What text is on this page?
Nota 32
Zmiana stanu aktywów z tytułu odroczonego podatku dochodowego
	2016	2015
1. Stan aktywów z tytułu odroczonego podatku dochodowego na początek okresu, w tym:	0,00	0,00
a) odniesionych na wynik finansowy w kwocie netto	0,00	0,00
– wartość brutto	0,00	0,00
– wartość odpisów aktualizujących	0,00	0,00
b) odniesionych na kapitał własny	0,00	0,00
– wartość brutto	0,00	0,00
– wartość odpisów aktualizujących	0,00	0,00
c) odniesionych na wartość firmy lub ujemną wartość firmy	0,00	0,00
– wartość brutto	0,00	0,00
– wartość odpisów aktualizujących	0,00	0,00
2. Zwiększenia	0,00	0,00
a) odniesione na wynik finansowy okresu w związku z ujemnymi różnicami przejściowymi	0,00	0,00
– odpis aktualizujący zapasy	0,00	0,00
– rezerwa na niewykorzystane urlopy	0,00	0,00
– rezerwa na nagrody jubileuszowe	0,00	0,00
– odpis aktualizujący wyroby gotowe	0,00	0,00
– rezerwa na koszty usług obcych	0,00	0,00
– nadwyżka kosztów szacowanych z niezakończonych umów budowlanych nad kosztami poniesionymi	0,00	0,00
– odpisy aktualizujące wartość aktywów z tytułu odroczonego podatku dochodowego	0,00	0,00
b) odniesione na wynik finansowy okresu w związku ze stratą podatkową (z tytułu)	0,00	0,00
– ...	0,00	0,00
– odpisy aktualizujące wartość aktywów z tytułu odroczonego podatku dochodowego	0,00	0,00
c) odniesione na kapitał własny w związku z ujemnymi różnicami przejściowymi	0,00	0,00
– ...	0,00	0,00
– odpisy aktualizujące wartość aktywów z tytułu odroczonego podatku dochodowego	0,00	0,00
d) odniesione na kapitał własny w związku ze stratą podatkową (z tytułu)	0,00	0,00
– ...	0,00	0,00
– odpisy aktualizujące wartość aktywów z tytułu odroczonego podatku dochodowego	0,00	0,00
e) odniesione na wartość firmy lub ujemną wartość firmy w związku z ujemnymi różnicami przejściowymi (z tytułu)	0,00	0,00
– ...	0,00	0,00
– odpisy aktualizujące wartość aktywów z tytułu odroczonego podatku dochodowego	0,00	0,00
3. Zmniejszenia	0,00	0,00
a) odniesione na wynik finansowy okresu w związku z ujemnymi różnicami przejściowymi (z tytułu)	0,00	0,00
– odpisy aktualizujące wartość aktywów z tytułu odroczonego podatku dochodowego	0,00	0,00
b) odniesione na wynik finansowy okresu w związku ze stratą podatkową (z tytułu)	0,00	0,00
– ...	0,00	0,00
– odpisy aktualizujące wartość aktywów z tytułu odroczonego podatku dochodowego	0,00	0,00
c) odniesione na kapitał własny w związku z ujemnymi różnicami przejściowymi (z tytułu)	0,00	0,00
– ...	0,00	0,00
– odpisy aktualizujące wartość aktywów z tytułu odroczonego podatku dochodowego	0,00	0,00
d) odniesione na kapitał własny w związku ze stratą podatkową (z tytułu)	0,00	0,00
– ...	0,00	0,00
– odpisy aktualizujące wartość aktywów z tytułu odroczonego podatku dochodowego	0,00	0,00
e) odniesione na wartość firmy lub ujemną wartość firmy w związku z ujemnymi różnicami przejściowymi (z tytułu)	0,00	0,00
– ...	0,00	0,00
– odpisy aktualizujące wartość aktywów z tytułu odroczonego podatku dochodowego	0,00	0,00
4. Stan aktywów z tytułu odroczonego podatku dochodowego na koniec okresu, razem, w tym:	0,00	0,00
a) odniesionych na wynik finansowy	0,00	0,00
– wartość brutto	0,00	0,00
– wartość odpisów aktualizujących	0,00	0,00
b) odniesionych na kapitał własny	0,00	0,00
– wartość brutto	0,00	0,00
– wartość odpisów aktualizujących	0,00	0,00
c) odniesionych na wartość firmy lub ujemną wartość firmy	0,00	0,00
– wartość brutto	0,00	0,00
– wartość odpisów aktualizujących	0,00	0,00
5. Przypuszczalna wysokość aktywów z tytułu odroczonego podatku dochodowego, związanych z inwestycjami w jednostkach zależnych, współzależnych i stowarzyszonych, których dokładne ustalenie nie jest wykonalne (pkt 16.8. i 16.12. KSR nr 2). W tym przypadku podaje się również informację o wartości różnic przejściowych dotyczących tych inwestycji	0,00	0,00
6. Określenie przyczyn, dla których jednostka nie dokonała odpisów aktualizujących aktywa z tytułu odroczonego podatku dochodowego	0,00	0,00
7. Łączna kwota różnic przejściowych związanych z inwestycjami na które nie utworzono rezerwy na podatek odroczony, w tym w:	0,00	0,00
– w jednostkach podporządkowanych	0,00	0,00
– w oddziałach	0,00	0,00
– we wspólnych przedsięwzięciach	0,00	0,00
___
### Exercise objective
Every record should be repeated exactly; please leave none out.

### Output for this task
What text is on this page?
Nota 32
Zmiana stanu aktywów z tytułu odroczonego podatku dochodowego
	2016	2015
1. Stan aktywów z tytułu odroczonego podatku dochodowego na początek okresu, w tym:	0,00	0,00
a) odniesionych na wynik finansowy w kwocie netto	0,00	0,00
– wartość brutto	0,00	0,00
– wartość odpisów aktualizujących	0,00	0,00
b) odniesionych na kapitał własny	0,00	0,00
– wartość brutto	0,00	0,00
– wartość odpisów aktualizujących	0,00	0,00
c) odniesionych na wartość firmy lub ujemną wartość firmy	0,00	0,00
– wartość brutto	0,00	0,00
– wartość odpisów aktualizujących	0,00	0,00
2. Zwiększenia	0,00	0,00
a) odniesione na wynik finansowy okresu w związku z ujemnymi różnicami przejściowymi	0,00	0,00
– odpis aktualizujący zapasy	0,00	0,00
– rezerwa na niewykorzystane urlopy	0,00	0,00
– rezerwa na nagrody jubileuszowe	0,00	0,00
– odpis aktualizujący wyroby gotowe	0,00	0,00
– rezerwa na koszty usług obcych	0,00	0,00
– nadwyżka kosztów szacowanych z niezakończonych umów budowlanych nad kosztami poniesionymi	0,00	0,00
– odpisy aktualizujące wartość aktywów z tytułu odroczonego podatku dochodowego	0,00	0,00
b) odniesione na wynik finansowy okresu w związku ze stratą podatkową (z tytułu)	0,00	0,00
– ...	0,00	0,00
– odpisy aktualizujące wartość aktywów z tytułu odroczonego podatku dochodowego	0,00	0,00
c) odniesione na kapitał własny w związku z ujemnymi różnicami przejściowymi	0,00	0,00
– ...	0,00	0,00
– odpisy aktualizujące wartość aktywów z tytułu odroczonego podatku dochodowego	0,00	0,00
d) odniesione na kapitał własny w związku ze stratą podatkową (z tytułu)	0,00	0,00
– ...	0,00	0,00
– odpisy aktualizujące wartość aktywów z tytułu odroczonego podatku dochodowego	0,00	0,00
e) odniesione na wartość firmy lub ujemną wartość firmy w związku z ujemnymi różnicami przejściowymi (z tytułu)	0,00	0,00
– ...	0,00	0,00
– odpisy aktualizujące wartość aktywów z tytułu odroczonego podatku dochodowego	0,00	0,00
3. Zmniejszenia	0,00	0,00
a) odniesione na wynik finansowy okresu w związku z ujemnymi różnicami przejściowymi (z tytułu)	0,00	0,00
– odpisy aktualizujące wartość aktywów z tytułu odroczonego podatku dochodowego	0,00	0,00
b) odniesione na wynik finansowy okresu w związku ze stratą podatkową (z tytułu)	0,00	0,00
– ...	0,00	0,00
– odpisy aktualizujące wartość aktywów z tytułu odroczonego podatku dochodowego	0,00	0,00
c) odniesione na kapitał własny w związku z ujemnymi różnicami przejściowymi (z tytułu)	0,00	0,00
– ...	0,00	0,00
– odpisy aktualizujące wartość aktywów z tytułu odroczonego podatku dochodowego	0,00	0,00
d) odniesione na kapitał własny w związku ze stratą podatkową (z tytułu)	0,00	0,00
– ...	0,00	0,00
– odpisy aktualizujące wartość aktywów z tytułu odroczonego podatku dochodowego	0,00	0,00
e) odniesione na wartość firmy lub ujemną wartość firmy w związku z ujemnymi różnicami przejściowymi (z tytułu)	0,00	0,00
– ...	0,00	0,00
– odpisy aktualizujące wartość aktywów z tytułu odroczonego podatku dochodowego	0,00	0,00
4. Stan aktywów z tytułu odroczonego podatku dochodowego na koniec okresu, razem, w tym:	0,00	0,00
a) odniesionych na wynik finansowy	0,00	0,00
– wartość brutto	0,00	0,00
– wartość odpisów aktualizujących	0,00	0,00
b) odniesionych na kapitał własny	0,00	0,00
– wartość brutto	0,00	0,00
– wartość odpisów aktualizujących	0,00	0,00
c) odniesionych na wartość firmy lub ujemną wartość firmy	0,00	0,00
– wartość brutto	0,00	0,00
– wartość odpisów aktualizujących	0,00	0,00
5. Przypuszczalna wysokość aktywów z tytułu odroczonego podatku dochodowego, związanych z inwestycjami w jednostkach zależnych, współzależnych i stowarzyszonych, których dokładne ustalenie nie jest wykonalne (pkt 16.8. i 16.12. KSR nr 2). W tym przypadku podaje się również informację o wartości różnic przejściowych dotyczących tych inwestycji	0,00	0,00
6. Określenie przyczyn, dla których jednostka nie dokonała odpisów aktualizujących aktywa z tytułu odroczonego podatku dochodowego	0,00	0,00
7. Łączna kwota różnic przejściowych związanych z inwestycjami na które nie utworzono rezerwy na podatek odroczony, w tym w:	0,00	0,00
– w jednostkach podporządkowanych	0,00	0,00
– w oddziałach	0,00	0,00
– we wspólnych przedsięwzięciach	0,00	0,00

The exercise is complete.